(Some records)
☆ ☆ ☆ ☆ ☆

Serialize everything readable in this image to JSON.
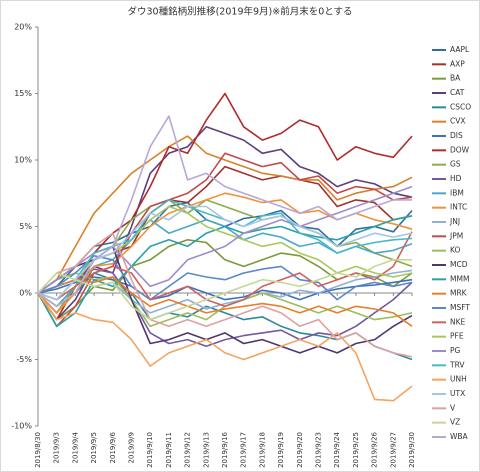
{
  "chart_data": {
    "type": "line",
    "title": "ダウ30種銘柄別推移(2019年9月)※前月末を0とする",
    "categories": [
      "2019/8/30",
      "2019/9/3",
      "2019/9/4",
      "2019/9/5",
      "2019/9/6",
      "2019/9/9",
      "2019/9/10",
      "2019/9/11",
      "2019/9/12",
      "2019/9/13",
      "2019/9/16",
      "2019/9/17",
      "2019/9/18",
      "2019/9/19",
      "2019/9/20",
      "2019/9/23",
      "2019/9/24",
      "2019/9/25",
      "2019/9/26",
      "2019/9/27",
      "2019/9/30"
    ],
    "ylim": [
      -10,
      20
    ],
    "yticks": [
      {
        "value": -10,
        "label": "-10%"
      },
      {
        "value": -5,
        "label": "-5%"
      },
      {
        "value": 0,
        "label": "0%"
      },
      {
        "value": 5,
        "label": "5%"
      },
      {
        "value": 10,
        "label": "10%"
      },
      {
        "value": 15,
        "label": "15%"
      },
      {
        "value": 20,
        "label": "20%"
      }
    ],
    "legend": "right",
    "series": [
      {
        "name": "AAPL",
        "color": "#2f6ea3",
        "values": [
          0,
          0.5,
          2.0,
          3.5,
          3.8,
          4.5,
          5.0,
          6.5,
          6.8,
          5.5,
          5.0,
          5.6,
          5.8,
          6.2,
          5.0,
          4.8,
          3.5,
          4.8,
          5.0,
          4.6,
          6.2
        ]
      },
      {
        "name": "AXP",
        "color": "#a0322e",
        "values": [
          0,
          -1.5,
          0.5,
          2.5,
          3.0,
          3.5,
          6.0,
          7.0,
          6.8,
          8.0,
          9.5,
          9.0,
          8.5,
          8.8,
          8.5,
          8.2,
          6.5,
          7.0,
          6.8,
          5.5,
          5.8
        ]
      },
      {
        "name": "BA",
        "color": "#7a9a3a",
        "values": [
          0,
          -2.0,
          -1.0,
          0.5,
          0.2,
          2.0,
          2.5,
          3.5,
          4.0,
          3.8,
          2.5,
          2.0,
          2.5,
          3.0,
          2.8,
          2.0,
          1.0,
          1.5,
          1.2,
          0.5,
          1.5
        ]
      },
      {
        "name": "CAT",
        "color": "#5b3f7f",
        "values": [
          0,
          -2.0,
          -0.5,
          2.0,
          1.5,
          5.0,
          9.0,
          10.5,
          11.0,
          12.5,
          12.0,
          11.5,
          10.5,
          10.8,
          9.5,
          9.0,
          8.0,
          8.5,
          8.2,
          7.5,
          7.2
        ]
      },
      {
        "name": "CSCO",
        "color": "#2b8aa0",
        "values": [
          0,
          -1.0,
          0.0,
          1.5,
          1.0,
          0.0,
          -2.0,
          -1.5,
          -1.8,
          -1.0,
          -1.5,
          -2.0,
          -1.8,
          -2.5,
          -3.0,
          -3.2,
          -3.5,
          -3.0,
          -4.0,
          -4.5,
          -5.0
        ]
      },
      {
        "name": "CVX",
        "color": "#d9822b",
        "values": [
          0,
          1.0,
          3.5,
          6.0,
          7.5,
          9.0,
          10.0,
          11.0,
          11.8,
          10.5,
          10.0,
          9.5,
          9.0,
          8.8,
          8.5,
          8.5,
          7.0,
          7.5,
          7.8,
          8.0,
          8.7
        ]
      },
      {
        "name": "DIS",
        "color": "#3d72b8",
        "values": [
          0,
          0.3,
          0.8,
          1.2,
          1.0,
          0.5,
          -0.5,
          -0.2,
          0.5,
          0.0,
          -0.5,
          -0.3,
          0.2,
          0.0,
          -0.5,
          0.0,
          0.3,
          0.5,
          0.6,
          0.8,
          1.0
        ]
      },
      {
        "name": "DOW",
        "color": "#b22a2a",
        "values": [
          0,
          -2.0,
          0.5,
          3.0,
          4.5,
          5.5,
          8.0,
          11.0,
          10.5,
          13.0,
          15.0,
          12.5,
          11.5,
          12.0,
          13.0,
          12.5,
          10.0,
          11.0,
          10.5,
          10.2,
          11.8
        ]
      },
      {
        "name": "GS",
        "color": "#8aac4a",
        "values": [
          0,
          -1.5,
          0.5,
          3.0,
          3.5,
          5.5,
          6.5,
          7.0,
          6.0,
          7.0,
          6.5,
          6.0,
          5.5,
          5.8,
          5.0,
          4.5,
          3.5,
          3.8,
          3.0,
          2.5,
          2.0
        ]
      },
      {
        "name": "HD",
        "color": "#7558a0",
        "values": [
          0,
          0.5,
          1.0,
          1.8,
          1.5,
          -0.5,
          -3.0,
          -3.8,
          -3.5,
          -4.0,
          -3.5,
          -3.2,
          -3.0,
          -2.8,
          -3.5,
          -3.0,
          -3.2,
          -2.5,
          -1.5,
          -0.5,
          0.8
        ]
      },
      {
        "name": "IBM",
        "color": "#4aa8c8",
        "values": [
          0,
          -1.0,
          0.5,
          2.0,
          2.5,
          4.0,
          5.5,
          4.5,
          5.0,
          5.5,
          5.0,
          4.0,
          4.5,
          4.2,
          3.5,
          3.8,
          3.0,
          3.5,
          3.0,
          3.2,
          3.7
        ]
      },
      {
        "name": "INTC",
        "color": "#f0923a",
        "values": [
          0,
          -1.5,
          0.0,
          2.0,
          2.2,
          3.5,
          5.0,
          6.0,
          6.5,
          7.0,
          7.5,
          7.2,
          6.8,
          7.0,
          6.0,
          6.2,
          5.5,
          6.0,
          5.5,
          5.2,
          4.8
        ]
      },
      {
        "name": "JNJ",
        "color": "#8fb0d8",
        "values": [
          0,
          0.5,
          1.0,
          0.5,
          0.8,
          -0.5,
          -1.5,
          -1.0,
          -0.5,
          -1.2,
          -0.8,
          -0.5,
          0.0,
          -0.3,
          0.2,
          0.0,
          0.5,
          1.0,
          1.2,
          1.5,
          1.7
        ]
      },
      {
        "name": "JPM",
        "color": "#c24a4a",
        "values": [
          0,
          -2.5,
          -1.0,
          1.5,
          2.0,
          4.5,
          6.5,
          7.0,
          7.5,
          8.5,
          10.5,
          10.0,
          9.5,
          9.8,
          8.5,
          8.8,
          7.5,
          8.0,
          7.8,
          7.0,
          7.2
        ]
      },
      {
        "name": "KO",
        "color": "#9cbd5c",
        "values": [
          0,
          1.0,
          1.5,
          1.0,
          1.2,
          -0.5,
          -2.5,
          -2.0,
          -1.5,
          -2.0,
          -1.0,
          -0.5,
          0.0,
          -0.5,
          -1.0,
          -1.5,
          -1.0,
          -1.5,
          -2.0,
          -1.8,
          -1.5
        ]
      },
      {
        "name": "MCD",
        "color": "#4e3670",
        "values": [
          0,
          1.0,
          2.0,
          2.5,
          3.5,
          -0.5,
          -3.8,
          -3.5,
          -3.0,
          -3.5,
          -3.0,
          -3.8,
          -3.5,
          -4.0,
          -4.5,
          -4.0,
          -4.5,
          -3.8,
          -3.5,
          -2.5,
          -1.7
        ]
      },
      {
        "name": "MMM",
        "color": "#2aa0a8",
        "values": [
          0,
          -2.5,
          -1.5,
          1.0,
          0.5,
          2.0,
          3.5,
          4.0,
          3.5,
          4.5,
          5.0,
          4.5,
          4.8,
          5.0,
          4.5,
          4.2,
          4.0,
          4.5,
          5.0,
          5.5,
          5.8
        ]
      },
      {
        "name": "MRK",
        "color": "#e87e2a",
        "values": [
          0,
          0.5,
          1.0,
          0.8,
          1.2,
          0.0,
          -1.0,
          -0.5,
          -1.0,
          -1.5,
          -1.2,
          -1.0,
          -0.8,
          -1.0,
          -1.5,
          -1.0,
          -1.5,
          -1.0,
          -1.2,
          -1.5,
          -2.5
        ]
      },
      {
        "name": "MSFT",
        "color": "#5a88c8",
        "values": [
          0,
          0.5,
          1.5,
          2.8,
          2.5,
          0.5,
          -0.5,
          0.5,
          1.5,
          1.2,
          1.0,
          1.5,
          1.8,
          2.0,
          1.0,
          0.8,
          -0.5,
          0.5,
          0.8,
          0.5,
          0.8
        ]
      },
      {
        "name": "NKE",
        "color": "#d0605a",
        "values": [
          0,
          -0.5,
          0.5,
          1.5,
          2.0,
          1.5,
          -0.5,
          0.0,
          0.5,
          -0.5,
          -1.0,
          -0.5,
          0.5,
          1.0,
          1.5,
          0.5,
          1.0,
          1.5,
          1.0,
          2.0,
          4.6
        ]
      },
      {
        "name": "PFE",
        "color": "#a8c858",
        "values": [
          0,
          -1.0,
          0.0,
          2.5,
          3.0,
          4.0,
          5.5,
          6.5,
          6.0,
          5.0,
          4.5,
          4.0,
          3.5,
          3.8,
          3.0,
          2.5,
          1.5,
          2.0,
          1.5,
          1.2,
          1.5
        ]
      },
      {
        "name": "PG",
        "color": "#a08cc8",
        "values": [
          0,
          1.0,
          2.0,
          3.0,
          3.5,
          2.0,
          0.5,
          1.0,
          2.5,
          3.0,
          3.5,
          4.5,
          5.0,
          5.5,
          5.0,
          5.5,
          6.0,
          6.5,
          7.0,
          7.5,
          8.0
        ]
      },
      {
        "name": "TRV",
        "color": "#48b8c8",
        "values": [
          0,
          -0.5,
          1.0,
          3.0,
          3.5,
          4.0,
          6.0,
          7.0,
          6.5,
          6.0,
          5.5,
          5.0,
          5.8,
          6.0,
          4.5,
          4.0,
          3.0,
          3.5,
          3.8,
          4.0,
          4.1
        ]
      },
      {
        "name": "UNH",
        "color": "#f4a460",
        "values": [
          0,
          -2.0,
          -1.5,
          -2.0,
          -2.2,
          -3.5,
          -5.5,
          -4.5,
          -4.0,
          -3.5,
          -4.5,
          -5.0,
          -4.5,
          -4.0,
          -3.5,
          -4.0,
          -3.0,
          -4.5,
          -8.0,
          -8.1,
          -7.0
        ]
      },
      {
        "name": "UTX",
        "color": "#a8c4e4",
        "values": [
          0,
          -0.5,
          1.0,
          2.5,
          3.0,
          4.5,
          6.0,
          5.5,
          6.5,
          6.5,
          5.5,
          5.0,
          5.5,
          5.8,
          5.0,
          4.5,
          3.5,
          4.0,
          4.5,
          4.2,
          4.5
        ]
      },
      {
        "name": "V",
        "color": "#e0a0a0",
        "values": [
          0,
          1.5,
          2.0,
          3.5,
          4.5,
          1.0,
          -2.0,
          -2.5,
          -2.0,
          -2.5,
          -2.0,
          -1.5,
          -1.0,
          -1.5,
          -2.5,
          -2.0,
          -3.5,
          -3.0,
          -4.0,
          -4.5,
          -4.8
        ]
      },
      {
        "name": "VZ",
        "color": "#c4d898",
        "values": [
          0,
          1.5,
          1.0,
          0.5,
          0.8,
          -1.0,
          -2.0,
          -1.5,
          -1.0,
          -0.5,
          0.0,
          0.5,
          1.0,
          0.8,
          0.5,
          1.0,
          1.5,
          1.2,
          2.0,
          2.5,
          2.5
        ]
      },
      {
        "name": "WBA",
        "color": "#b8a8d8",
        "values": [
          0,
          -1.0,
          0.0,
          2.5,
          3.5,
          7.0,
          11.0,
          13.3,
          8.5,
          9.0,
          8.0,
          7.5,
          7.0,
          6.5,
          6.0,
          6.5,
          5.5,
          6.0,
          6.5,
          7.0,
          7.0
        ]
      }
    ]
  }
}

☆ ☆ ☆ ☆ ☆

> REQUIRED WORK
Look above for every line with the word "label" and copy it.

> ANSWER IN FULL
        "label": "-10%"
        "label": "-5%"
        "label": "0%"
        "label": "5%"
        "label": "10%"
        "label": "15%"
        "label": "20%"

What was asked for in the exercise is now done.